▼
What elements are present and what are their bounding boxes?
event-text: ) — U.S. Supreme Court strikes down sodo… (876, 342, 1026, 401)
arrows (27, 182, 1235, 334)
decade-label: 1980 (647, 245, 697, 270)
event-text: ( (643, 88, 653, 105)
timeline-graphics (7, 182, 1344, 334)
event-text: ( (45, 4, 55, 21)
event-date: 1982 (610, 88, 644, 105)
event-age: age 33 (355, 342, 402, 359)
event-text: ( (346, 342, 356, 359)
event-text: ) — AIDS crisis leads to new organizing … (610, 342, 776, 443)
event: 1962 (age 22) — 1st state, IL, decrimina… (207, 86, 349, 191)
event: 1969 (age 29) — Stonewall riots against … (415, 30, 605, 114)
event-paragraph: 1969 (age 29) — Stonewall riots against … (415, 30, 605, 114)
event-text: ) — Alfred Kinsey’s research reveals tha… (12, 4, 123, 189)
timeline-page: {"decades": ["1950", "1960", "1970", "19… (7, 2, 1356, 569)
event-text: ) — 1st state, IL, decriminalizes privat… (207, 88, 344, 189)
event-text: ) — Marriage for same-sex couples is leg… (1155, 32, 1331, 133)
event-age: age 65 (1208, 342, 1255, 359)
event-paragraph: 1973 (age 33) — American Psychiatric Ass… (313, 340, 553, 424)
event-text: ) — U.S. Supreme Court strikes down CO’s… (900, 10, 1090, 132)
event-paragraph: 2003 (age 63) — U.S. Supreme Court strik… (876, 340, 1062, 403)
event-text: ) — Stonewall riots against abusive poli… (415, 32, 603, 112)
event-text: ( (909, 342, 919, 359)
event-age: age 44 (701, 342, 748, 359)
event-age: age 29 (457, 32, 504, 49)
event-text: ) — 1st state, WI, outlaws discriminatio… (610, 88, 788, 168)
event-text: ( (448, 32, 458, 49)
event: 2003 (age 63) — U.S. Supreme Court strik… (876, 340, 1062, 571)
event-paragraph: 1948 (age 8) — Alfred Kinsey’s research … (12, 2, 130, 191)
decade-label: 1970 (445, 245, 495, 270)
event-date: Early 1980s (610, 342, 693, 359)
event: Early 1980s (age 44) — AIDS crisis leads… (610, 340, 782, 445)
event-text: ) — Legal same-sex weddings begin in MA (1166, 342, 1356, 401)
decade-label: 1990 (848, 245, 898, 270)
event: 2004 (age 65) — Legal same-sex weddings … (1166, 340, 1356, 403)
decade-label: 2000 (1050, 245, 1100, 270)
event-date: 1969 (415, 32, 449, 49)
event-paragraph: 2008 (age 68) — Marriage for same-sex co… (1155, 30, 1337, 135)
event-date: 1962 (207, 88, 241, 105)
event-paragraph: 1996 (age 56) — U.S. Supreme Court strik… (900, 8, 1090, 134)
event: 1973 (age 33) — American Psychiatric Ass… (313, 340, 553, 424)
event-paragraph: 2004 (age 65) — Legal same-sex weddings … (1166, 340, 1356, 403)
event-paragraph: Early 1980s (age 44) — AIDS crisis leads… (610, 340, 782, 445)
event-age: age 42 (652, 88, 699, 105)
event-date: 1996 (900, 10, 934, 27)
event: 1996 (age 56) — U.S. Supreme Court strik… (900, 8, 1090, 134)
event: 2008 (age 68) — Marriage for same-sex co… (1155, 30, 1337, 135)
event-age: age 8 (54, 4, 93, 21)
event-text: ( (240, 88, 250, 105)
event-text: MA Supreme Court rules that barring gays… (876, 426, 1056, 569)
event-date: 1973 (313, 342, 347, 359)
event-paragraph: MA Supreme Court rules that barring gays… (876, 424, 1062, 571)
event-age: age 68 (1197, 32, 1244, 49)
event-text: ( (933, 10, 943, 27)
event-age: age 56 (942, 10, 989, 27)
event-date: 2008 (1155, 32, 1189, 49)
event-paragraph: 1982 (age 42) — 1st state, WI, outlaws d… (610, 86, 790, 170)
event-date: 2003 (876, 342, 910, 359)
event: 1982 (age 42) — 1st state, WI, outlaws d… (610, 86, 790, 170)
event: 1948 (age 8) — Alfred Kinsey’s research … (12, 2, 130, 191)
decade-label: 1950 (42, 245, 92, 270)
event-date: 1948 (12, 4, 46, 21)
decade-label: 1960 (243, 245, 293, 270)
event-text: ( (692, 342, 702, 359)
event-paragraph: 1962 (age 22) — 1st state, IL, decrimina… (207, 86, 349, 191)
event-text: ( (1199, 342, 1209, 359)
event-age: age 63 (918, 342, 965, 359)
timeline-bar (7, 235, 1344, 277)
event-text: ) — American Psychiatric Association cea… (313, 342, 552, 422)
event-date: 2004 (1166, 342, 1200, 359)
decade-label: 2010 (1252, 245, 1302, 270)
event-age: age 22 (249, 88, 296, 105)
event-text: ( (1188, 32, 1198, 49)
▲
▼
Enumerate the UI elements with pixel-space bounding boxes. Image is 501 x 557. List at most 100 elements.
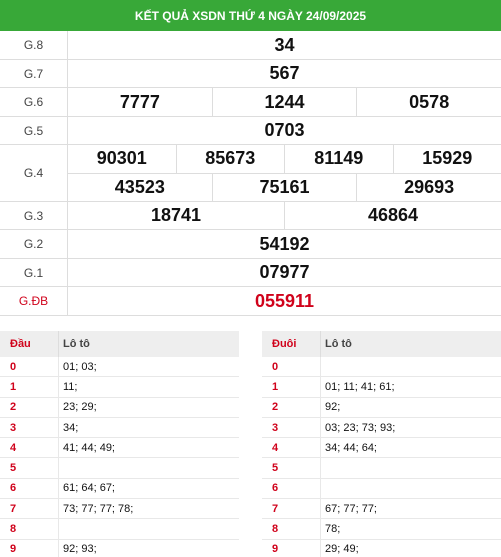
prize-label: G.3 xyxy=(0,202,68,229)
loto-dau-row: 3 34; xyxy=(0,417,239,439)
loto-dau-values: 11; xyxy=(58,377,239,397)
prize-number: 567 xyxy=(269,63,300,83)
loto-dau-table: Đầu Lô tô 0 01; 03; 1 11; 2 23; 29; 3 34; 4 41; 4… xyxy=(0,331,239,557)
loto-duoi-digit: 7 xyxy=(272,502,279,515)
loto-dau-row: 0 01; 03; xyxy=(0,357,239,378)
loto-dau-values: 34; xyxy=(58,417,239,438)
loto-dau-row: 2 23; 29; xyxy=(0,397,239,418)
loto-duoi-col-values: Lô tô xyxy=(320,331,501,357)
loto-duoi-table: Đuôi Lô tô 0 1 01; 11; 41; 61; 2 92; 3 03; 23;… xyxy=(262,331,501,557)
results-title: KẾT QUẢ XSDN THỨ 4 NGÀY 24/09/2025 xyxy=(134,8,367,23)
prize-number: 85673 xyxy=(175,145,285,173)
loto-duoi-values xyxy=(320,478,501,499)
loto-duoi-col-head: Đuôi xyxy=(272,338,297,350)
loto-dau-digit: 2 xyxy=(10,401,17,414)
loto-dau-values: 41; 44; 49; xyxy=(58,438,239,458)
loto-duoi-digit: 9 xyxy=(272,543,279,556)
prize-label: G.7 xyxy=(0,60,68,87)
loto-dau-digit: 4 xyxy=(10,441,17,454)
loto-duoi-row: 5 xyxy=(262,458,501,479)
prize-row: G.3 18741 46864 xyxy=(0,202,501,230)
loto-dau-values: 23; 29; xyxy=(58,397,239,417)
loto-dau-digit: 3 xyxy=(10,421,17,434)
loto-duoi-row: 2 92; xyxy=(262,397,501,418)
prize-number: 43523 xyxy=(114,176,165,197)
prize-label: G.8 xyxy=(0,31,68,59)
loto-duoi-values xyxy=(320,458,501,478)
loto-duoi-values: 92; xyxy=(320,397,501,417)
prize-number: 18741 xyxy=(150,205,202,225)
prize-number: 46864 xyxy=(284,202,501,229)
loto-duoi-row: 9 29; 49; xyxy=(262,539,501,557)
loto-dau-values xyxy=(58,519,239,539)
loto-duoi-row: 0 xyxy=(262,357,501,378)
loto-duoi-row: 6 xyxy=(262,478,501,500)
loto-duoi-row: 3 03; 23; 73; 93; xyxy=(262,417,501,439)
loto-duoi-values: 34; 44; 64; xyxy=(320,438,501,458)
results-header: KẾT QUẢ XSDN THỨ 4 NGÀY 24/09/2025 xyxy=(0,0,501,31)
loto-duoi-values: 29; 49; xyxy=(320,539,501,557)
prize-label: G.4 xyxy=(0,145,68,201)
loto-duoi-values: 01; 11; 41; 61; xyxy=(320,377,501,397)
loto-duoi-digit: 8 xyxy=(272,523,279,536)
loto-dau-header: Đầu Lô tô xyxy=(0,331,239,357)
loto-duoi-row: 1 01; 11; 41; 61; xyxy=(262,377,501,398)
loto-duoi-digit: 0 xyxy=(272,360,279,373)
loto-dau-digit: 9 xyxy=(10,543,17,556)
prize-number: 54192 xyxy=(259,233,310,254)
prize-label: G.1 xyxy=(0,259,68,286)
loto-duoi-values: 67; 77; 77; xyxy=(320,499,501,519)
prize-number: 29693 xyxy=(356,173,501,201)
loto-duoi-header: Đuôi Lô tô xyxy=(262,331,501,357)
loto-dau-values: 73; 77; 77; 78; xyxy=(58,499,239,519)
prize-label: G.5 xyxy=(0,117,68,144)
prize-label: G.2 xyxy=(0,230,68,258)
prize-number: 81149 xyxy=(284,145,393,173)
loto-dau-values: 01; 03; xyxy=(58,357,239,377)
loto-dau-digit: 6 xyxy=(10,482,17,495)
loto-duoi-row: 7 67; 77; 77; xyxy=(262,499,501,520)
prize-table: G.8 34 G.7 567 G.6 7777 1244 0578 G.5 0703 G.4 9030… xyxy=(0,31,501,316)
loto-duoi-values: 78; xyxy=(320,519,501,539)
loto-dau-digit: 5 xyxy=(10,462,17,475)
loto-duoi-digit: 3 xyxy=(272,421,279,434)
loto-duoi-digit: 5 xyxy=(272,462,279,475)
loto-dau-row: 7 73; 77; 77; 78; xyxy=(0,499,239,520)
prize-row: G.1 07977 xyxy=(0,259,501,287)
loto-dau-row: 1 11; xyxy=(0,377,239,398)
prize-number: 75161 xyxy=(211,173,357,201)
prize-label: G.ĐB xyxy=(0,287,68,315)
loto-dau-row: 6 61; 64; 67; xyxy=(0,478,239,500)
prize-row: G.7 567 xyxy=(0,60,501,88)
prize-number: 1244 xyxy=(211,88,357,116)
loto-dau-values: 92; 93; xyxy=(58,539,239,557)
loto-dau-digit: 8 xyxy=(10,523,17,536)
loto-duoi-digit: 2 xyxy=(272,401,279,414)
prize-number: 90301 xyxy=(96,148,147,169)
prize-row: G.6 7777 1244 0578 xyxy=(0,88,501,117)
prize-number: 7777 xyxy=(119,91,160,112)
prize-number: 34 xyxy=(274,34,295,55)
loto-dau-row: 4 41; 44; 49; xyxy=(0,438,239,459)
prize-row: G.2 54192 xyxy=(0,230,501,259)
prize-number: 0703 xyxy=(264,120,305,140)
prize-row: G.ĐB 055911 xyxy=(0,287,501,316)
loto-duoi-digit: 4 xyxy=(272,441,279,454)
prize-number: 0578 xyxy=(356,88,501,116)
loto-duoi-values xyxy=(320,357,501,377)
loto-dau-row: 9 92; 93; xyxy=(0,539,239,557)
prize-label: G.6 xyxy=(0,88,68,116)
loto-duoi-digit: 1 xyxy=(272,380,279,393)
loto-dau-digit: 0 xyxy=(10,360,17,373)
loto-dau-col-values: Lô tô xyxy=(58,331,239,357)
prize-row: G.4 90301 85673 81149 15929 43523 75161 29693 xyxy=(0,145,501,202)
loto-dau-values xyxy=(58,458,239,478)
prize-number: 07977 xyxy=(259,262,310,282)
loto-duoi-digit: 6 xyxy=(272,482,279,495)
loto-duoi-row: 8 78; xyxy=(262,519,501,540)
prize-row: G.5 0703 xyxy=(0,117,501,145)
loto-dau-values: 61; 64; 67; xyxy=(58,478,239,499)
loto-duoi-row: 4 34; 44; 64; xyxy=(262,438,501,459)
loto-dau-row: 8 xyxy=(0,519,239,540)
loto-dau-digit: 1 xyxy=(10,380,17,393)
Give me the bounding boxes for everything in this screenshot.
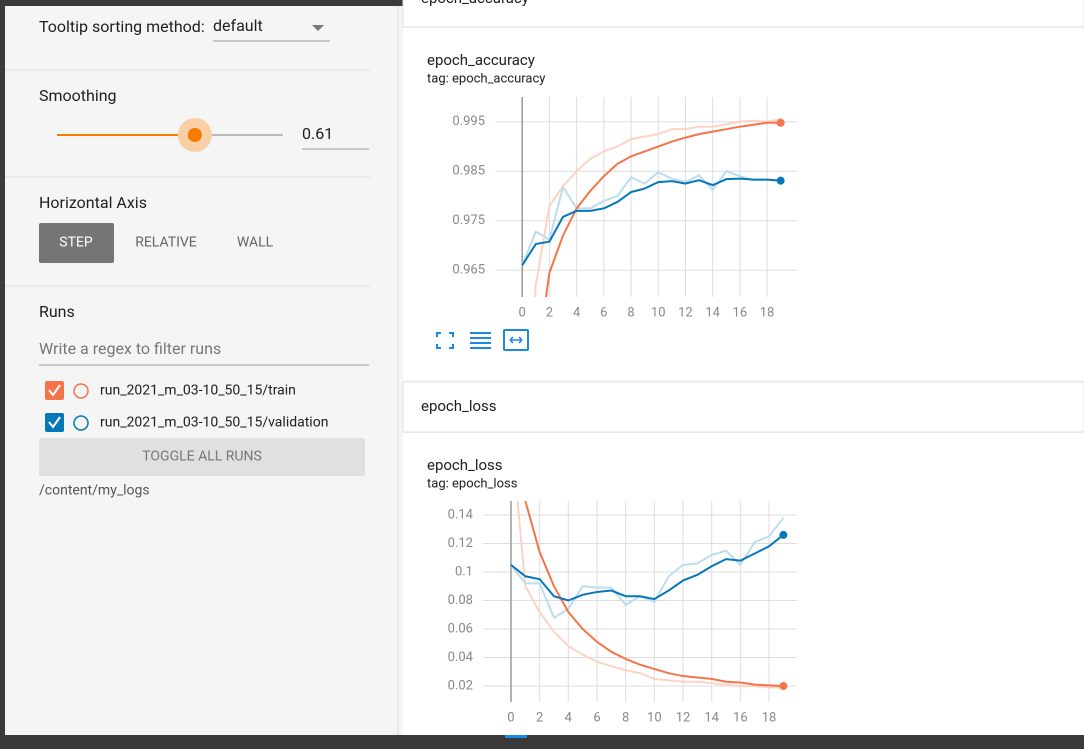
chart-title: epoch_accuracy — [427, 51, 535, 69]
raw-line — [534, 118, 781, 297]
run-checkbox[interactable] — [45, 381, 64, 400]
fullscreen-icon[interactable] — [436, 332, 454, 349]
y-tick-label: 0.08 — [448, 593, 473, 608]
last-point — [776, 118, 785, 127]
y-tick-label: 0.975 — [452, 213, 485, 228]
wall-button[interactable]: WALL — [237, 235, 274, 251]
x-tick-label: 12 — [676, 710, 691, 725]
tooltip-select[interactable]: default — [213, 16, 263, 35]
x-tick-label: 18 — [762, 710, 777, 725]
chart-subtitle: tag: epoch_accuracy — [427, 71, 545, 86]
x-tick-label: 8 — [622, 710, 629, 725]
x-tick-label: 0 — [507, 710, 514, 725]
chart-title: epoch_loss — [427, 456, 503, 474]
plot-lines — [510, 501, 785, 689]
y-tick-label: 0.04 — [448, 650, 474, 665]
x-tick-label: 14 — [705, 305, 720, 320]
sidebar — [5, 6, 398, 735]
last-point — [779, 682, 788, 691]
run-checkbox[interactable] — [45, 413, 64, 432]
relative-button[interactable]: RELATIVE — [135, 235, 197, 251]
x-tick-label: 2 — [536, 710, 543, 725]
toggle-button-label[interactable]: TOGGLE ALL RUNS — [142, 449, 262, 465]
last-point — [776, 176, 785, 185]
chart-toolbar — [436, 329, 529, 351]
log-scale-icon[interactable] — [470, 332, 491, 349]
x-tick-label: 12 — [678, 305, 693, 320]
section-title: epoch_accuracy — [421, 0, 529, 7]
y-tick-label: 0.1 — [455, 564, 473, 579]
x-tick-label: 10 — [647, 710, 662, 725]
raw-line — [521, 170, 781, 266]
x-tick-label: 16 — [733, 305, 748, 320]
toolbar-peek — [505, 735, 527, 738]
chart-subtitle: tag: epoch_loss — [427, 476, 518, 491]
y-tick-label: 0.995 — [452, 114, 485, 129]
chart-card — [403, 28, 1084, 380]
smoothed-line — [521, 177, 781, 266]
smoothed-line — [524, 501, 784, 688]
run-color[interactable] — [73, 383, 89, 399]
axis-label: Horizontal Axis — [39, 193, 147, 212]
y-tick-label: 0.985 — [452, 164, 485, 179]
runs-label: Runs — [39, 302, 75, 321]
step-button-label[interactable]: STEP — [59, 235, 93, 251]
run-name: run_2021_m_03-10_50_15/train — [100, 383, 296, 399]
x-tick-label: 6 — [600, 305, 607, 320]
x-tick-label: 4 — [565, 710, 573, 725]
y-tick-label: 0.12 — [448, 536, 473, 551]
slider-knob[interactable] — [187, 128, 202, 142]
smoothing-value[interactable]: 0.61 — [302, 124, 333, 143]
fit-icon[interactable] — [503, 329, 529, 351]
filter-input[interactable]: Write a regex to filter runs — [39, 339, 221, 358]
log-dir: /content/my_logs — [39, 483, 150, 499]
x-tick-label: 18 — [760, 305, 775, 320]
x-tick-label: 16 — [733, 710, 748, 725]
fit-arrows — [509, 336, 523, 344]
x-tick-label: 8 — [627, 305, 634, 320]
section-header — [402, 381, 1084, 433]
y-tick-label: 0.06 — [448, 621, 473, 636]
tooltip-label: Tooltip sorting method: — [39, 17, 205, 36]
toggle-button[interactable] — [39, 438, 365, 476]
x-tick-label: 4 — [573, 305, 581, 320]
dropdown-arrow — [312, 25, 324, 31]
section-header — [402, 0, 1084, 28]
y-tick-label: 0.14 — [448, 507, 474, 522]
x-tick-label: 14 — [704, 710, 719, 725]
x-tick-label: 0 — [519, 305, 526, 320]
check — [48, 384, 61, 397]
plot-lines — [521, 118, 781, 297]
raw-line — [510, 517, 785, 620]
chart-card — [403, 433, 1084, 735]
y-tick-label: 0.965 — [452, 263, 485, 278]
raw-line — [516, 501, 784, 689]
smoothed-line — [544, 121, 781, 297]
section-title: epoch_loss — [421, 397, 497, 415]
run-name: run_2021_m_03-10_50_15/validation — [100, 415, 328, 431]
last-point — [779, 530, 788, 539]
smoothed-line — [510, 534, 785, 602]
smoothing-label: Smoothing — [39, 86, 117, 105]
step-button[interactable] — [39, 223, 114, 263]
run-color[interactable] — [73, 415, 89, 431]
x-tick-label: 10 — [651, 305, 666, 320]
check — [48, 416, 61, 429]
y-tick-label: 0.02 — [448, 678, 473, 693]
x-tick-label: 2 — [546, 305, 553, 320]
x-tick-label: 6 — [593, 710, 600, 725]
▲
▼
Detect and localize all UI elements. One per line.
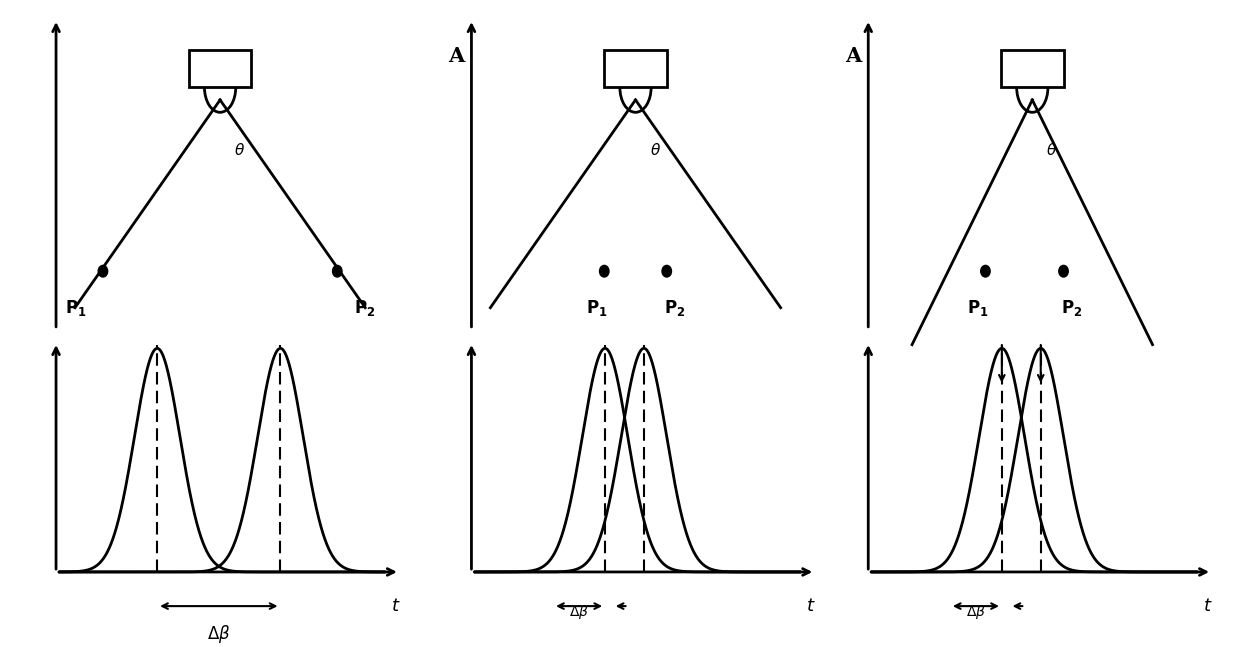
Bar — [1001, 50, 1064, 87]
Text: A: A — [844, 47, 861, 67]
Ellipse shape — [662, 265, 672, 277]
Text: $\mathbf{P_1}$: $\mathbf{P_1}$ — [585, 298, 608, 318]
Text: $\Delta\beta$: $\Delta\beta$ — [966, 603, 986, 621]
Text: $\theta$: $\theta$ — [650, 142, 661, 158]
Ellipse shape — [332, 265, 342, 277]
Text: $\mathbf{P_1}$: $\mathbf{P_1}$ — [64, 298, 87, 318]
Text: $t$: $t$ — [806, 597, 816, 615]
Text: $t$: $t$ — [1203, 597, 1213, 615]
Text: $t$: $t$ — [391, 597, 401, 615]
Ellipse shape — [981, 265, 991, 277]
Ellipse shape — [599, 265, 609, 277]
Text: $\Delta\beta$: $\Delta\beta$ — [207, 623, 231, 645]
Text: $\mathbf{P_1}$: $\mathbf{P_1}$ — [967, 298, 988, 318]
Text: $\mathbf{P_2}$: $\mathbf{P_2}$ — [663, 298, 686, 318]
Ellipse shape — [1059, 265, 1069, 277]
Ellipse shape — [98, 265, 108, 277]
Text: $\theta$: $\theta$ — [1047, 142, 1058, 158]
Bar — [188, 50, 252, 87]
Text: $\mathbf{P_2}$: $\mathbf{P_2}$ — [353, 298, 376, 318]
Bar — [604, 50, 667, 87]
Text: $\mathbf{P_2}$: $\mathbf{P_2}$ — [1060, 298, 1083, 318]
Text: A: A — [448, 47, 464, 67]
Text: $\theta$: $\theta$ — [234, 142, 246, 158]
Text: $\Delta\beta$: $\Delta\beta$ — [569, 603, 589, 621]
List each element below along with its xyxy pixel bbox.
▲
YOUR OBJECTIVE -> Please copy the records above verbatim, from the line with "What elements are" up to and including the line with "event-age: age 65 (1208, 342, 1255, 359)".

OUTPUT ->
What elements are present and what are their bounding boxes?
event-text: ) — U.S. Supreme Court strikes down sodo… (876, 342, 1026, 401)
arrows (27, 182, 1235, 334)
decade-label: 1980 (647, 245, 697, 270)
event-text: ( (643, 88, 653, 105)
timeline-graphics (7, 182, 1344, 334)
event-text: ( (45, 4, 55, 21)
event-date: 1982 (610, 88, 644, 105)
event-age: age 33 (355, 342, 402, 359)
event-text: ( (346, 342, 356, 359)
event-text: ) — AIDS crisis leads to new organizing … (610, 342, 776, 443)
event: 1962 (age 22) — 1st state, IL, decrimina… (207, 86, 349, 191)
event: 1969 (age 29) — Stonewall riots against … (415, 30, 605, 114)
event-paragraph: 1969 (age 29) — Stonewall riots against … (415, 30, 605, 114)
event-text: ) — Alfred Kinsey’s research reveals tha… (12, 4, 123, 189)
timeline-page: {"decades": ["1950", "1960", "1970", "19… (7, 2, 1356, 569)
event-text: ) — 1st state, IL, decriminalizes privat… (207, 88, 344, 189)
event-text: ) — Marriage for same-sex couples is leg… (1155, 32, 1331, 133)
event-age: age 65 (1208, 342, 1255, 359)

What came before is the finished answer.